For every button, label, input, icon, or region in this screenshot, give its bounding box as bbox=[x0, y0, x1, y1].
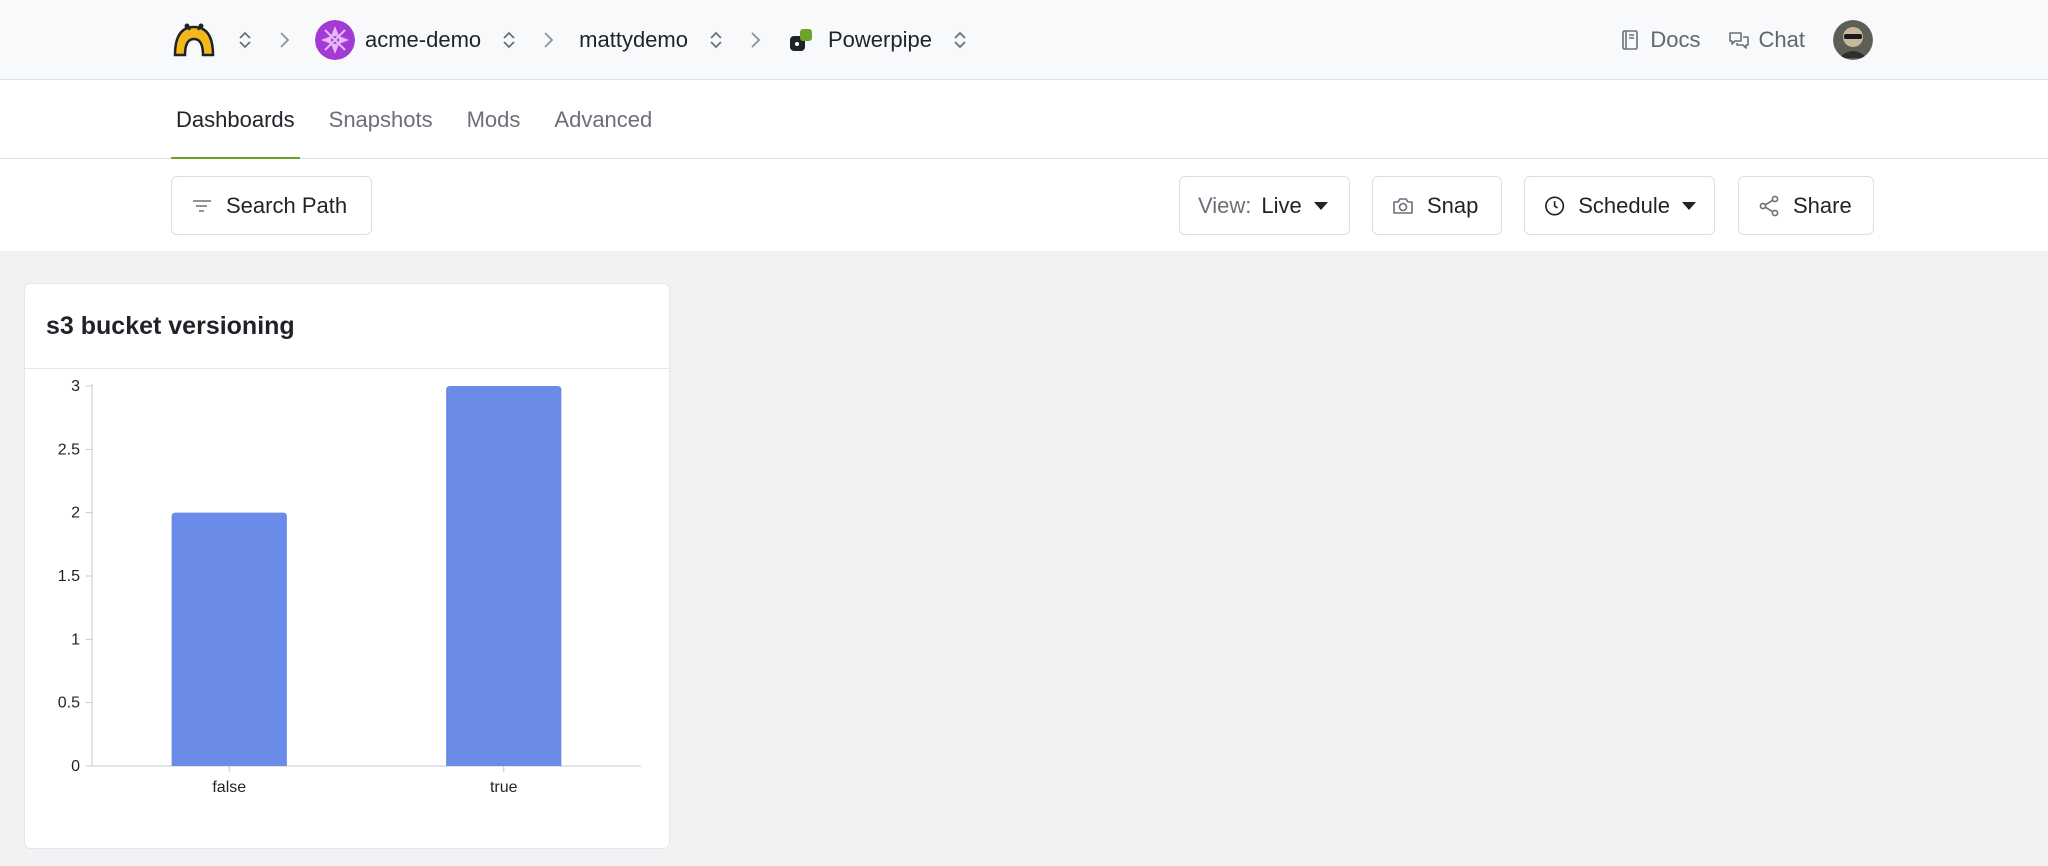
y-tick-label: 2 bbox=[71, 505, 80, 522]
filter-lines-icon bbox=[193, 199, 211, 212]
search-path-label: Search Path bbox=[226, 192, 348, 218]
caret-down-icon bbox=[1682, 201, 1696, 210]
org-name: acme-demo bbox=[365, 27, 482, 52]
tab-dashboards[interactable]: Dashboards bbox=[171, 80, 300, 160]
org-switcher-updown-icon[interactable] bbox=[501, 29, 517, 51]
clock-icon bbox=[1545, 195, 1565, 216]
user-switcher-updown-icon[interactable] bbox=[708, 29, 724, 51]
chart-panel: s3 bucket versioning 0 0.5 1 1.5 2 2.5 3 false t… bbox=[24, 283, 670, 849]
chat-label: Chat bbox=[1758, 27, 1805, 52]
snap-label: Snap bbox=[1427, 192, 1479, 218]
docs-label: Docs bbox=[1650, 27, 1701, 52]
breadcrumb: acme-demo mattydemo Powerpipe bbox=[171, 0, 968, 80]
panel-title: s3 bucket versioning bbox=[25, 284, 669, 369]
tabs: Dashboards Snapshots Mods Advanced bbox=[171, 80, 681, 160]
user-crumb[interactable]: mattydemo bbox=[579, 27, 688, 53]
view-select[interactable]: View: Live bbox=[1179, 176, 1350, 235]
book-icon bbox=[1622, 30, 1639, 50]
y-tick-label: 1.5 bbox=[58, 568, 80, 585]
user-name: mattydemo bbox=[579, 27, 688, 52]
bar-chart: 0 0.5 1 1.5 2 2.5 3 false true bbox=[58, 378, 641, 796]
schedule-label: Schedule bbox=[1578, 192, 1670, 218]
y-tick-label: 1 bbox=[71, 631, 80, 648]
user-avatar[interactable] bbox=[1833, 20, 1873, 60]
workspace-name: Powerpipe bbox=[827, 27, 932, 52]
share-label: Share bbox=[1793, 192, 1852, 218]
chevron-right-icon bbox=[280, 32, 290, 48]
snap-button[interactable]: Snap bbox=[1372, 176, 1502, 235]
bar-true bbox=[446, 386, 562, 766]
tab-snapshots[interactable]: Snapshots bbox=[324, 80, 438, 159]
share-icon bbox=[1759, 195, 1779, 216]
steampipe-logo-icon[interactable] bbox=[171, 21, 217, 59]
tab-advanced[interactable]: Advanced bbox=[549, 80, 657, 159]
org-crumb[interactable]: acme-demo bbox=[315, 20, 481, 60]
tab-bar: Dashboards Snapshots Mods Advanced bbox=[0, 80, 2048, 160]
x-tick-label: true bbox=[490, 779, 518, 796]
chevron-right-icon bbox=[544, 32, 554, 48]
tab-mods[interactable]: Mods bbox=[462, 80, 526, 159]
y-tick-label: 3 bbox=[71, 378, 80, 395]
x-tick-label: false bbox=[212, 779, 246, 796]
schedule-button[interactable]: Schedule bbox=[1524, 176, 1715, 235]
y-tick-label: 0.5 bbox=[58, 695, 80, 712]
view-prefix: View: bbox=[1198, 192, 1252, 218]
share-button[interactable]: Share bbox=[1738, 176, 1874, 235]
search-path-button[interactable]: Search Path bbox=[171, 176, 372, 235]
y-tick-label: 0 bbox=[71, 758, 80, 775]
y-tick-label: 2.5 bbox=[58, 441, 80, 458]
camera-icon bbox=[1393, 197, 1413, 214]
caret-down-icon bbox=[1313, 201, 1328, 210]
docs-link[interactable]: Docs bbox=[1618, 27, 1701, 53]
workspace-switcher-updown-icon[interactable] bbox=[952, 29, 968, 51]
chevron-right-icon bbox=[751, 32, 761, 48]
powerpipe-icon bbox=[789, 29, 812, 51]
switcher-updown-icon[interactable] bbox=[237, 29, 253, 51]
chat-bubbles-icon bbox=[1728, 32, 1749, 49]
top-links: Docs Chat bbox=[1592, 0, 1873, 80]
dashboard-toolbar: Search Path View: Live Snap Schedule Sha… bbox=[0, 159, 2048, 251]
bar-false bbox=[171, 512, 287, 766]
workspace-crumb[interactable]: Powerpipe bbox=[786, 25, 932, 55]
chat-link[interactable]: Chat bbox=[1727, 27, 1805, 53]
view-value: Live bbox=[1261, 192, 1302, 218]
top-bar: acme-demo mattydemo Powerpipe Docs Chat bbox=[0, 0, 2048, 80]
org-avatar bbox=[315, 20, 355, 60]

--- SET TASK ---
Switch "mattydemo" to "demouser" everywhere in the entries and write them all out again with nothing else altered. Omit the pictures from your answer.

--- REPLY TO THE EXERCISE ---
For every button, label, input, icon, or region in this screenshot, give its bounding box as bbox=[x0, y0, x1, y1].
y-tick-label: 2 bbox=[71, 505, 80, 522]
filter-lines-icon bbox=[193, 199, 211, 212]
search-path-label: Search Path bbox=[226, 192, 348, 218]
caret-down-icon bbox=[1682, 201, 1696, 210]
org-name: acme-demo bbox=[365, 27, 482, 52]
tab-dashboards[interactable]: Dashboards bbox=[171, 80, 300, 160]
org-switcher-updown-icon[interactable] bbox=[501, 29, 517, 51]
clock-icon bbox=[1545, 195, 1565, 216]
user-switcher-updown-icon[interactable] bbox=[708, 29, 724, 51]
chart-panel: s3 bucket versioning 0 0.5 1 1.5 2 2.5 3 false t… bbox=[24, 283, 670, 849]
chat-label: Chat bbox=[1758, 27, 1805, 52]
snap-label: Snap bbox=[1427, 192, 1479, 218]
docs-label: Docs bbox=[1650, 27, 1701, 52]
breadcrumb: acme-demo demouser Powerpipe bbox=[171, 0, 968, 80]
panel-title: s3 bucket versioning bbox=[25, 284, 669, 369]
tabs: Dashboards Snapshots Mods Advanced bbox=[171, 80, 681, 160]
user-crumb[interactable]: demouser bbox=[579, 27, 688, 53]
view-select[interactable]: View: Live bbox=[1179, 176, 1350, 235]
book-icon bbox=[1622, 30, 1639, 50]
y-tick-label: 1.5 bbox=[58, 568, 80, 585]
user-name: demouser bbox=[579, 27, 688, 52]
bar-chart: 0 0.5 1 1.5 2 2.5 3 false true bbox=[58, 378, 641, 796]
schedule-label: Schedule bbox=[1578, 192, 1670, 218]
y-tick-label: 1 bbox=[71, 631, 80, 648]
user-avatar[interactable] bbox=[1833, 20, 1873, 60]
workspace-name: Powerpipe bbox=[827, 27, 932, 52]
share-label: Share bbox=[1793, 192, 1852, 218]
chevron-right-icon bbox=[280, 32, 290, 48]
snap-button[interactable]: Snap bbox=[1372, 176, 1502, 235]
bar-true bbox=[446, 386, 562, 766]
tab-snapshots[interactable]: Snapshots bbox=[324, 80, 438, 159]
share-icon bbox=[1759, 195, 1779, 216]
steampipe-logo-icon[interactable] bbox=[171, 21, 217, 59]
tab-advanced[interactable]: Advanced bbox=[549, 80, 657, 159]
org-crumb[interactable]: acme-demo bbox=[315, 20, 481, 60]
tab-bar: Dashboards Snapshots Mods Advanced bbox=[0, 80, 2048, 160]
x-tick-label: true bbox=[490, 779, 518, 796]
chevron-right-icon bbox=[544, 32, 554, 48]
tab-mods[interactable]: Mods bbox=[462, 80, 526, 159]
y-tick-label: 3 bbox=[71, 378, 80, 395]
x-tick-label: false bbox=[212, 779, 246, 796]
schedule-button[interactable]: Schedule bbox=[1524, 176, 1715, 235]
y-tick-label: 0.5 bbox=[58, 695, 80, 712]
view-prefix: View: bbox=[1198, 192, 1252, 218]
share-button[interactable]: Share bbox=[1738, 176, 1874, 235]
search-path-button[interactable]: Search Path bbox=[171, 176, 372, 235]
y-tick-label: 0 bbox=[71, 758, 80, 775]
y-tick-label: 2.5 bbox=[58, 441, 80, 458]
camera-icon bbox=[1393, 197, 1413, 214]
caret-down-icon bbox=[1313, 201, 1328, 210]
docs-link[interactable]: Docs bbox=[1618, 27, 1701, 53]
workspace-switcher-updown-icon[interactable] bbox=[952, 29, 968, 51]
chevron-right-icon bbox=[751, 32, 761, 48]
powerpipe-icon bbox=[789, 29, 812, 51]
switcher-updown-icon[interactable] bbox=[237, 29, 253, 51]
chat-bubbles-icon bbox=[1728, 32, 1749, 49]
top-links: Docs Chat bbox=[1592, 0, 1873, 80]
dashboard-toolbar: Search Path View: Live Snap Schedule Sha… bbox=[0, 159, 2048, 251]
bar-false bbox=[171, 512, 287, 766]
workspace-crumb[interactable]: Powerpipe bbox=[786, 25, 932, 55]
chat-link[interactable]: Chat bbox=[1727, 27, 1805, 53]
view-value: Live bbox=[1261, 192, 1302, 218]
top-bar: acme-demo demouser Powerpipe Docs Chat bbox=[0, 0, 2048, 80]
org-avatar bbox=[315, 20, 355, 60]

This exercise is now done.